Would you write out the entries below, every one of them, exactly?

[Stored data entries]

>>>

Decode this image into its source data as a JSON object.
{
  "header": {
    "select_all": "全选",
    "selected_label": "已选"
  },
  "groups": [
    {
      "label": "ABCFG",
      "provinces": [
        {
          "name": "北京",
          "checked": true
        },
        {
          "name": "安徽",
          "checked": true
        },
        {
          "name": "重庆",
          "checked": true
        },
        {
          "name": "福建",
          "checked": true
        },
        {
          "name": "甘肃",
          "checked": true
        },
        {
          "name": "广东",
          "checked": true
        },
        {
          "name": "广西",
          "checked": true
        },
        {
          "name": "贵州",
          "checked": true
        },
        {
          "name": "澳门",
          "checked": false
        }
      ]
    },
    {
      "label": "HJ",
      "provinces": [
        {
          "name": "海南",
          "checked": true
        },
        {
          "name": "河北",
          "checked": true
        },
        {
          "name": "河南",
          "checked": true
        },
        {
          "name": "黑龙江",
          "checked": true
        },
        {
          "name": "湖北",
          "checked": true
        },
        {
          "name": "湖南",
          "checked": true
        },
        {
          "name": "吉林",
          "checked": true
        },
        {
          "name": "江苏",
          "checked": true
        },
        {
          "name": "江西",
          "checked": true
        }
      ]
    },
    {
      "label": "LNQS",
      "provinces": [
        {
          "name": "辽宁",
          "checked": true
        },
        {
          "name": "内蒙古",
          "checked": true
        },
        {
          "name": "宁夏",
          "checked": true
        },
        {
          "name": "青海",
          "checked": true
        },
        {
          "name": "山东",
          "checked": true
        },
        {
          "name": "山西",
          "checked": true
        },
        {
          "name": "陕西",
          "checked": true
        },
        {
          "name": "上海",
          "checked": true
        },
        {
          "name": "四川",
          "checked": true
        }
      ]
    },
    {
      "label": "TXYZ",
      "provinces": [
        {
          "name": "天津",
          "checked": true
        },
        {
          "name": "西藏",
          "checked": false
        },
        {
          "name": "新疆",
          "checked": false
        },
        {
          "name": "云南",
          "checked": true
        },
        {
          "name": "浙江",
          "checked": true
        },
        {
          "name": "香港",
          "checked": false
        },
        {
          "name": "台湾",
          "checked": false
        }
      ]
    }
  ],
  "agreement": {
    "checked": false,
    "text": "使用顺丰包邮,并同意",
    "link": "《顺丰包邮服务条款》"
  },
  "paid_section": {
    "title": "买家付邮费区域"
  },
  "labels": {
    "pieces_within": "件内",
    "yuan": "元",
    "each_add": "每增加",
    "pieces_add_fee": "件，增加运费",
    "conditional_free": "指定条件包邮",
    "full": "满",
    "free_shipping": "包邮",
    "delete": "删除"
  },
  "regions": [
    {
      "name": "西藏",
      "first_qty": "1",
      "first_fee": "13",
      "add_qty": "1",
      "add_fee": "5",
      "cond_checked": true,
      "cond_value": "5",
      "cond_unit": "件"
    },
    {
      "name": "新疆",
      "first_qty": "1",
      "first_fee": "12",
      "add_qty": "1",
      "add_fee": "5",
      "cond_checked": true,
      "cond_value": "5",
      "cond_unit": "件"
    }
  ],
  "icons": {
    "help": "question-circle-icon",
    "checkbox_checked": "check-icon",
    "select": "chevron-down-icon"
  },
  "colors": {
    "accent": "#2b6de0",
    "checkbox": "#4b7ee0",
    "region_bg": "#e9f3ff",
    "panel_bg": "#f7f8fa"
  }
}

<<<

Solution for this exercise:
Decode this image into its source data as a JSON object.
{
  "header": {
    "select_all": "全选",
    "selected_label": "已选"
  },
  "groups": [
    {
      "label": "ABCFG",
      "provinces": [
        {
          "name": "北京",
          "checked": true
        },
        {
          "name": "安徽",
          "checked": true
        },
        {
          "name": "重庆",
          "checked": true
        },
        {
          "name": "福建",
          "checked": true
        },
        {
          "name": "甘肃",
          "checked": true
        },
        {
          "name": "广东",
          "checked": true
        },
        {
          "name": "广西",
          "checked": true
        },
        {
          "name": "贵州",
          "checked": true
        },
        {
          "name": "澳门",
          "checked": false
        }
      ]
    },
    {
      "label": "HJ",
      "provinces": [
        {
          "name": "海南",
          "checked": true
        },
        {
          "name": "河北",
          "checked": true
        },
        {
          "name": "河南",
          "checked": true
        },
        {
          "name": "黑龙江",
          "checked": true
        },
        {
          "name": "湖北",
          "checked": true
        },
        {
          "name": "湖南",
          "checked": true
        },
        {
          "name": "吉林",
          "checked": true
        },
        {
          "name": "江苏",
          "checked": true
        },
        {
          "name": "江西",
          "checked": true
        }
      ]
    },
    {
      "label": "LNQS",
      "provinces": [
        {
          "name": "辽宁",
          "checked": true
        },
        {
          "name": "内蒙古",
          "checked": true
        },
        {
          "name": "宁夏",
          "checked": true
        },
        {
          "name": "青海",
          "checked": true
        },
        {
          "name": "山东",
          "checked": true
        },
        {
          "name": "山西",
          "checked": true
        },
        {
          "name": "陕西",
          "checked": true
        },
        {
          "name": "上海",
          "checked": true
        },
        {
          "name": "四川",
          "checked": true
        }
      ]
    },
    {
      "label": "TXYZ",
      "provinces": [
        {
          "name": "天津",
          "checked": true
        },
        {
          "name": "西藏",
          "checked": false
        },
        {
          "name": "新疆",
          "checked": false
        },
        {
          "name": "云南",
          "checked": true
        },
        {
          "name": "浙江",
          "checked": true
        },
        {
          "name": "香港",
          "checked": false
        },
        {
          "name": "台湾",
          "checked": false
        }
      ]
    }
  ],
  "agreement": {
    "checked": false,
    "text": "使用顺丰包邮,并同意",
    "link": "《顺丰包邮服务条款》"
  },
  "paid_section": {
    "title": "买家付邮费区域"
  },
  "labels": {
    "pieces_within": "件内",
    "yuan": "元",
    "each_add": "每增加",
    "pieces_add_fee": "件，增加运费",
    "conditional_free": "指定条件包邮",
    "full": "满",
    "free_shipping": "包邮",
    "delete": "删除"
  },
  "regions": [
    {
      "name": "西藏",
      "first_qty": "1",
      "first_fee": "13",
      "add_qty": "1",
      "add_fee": "5",
      "cond_checked": true,
      "cond_value": "5",
      "cond_unit": "件"
    },
    {
      "name": "新疆",
      "first_qty": "1",
      "first_fee": "12",
      "add_qty": "1",
      "add_fee": "5",
      "cond_checked": true,
      "cond_value": "5",
      "cond_unit": "件"
    }
  ],
  "icons": {
    "help": "question-circle-icon",
    "checkbox_checked": "check-icon",
    "select": "chevron-down-icon"
  },
  "colors": {
    "accent": "#2b6de0",
    "checkbox": "#4b7ee0",
    "region_bg": "#e9f3ff",
    "panel_bg": "#f7f8fa"
  }
}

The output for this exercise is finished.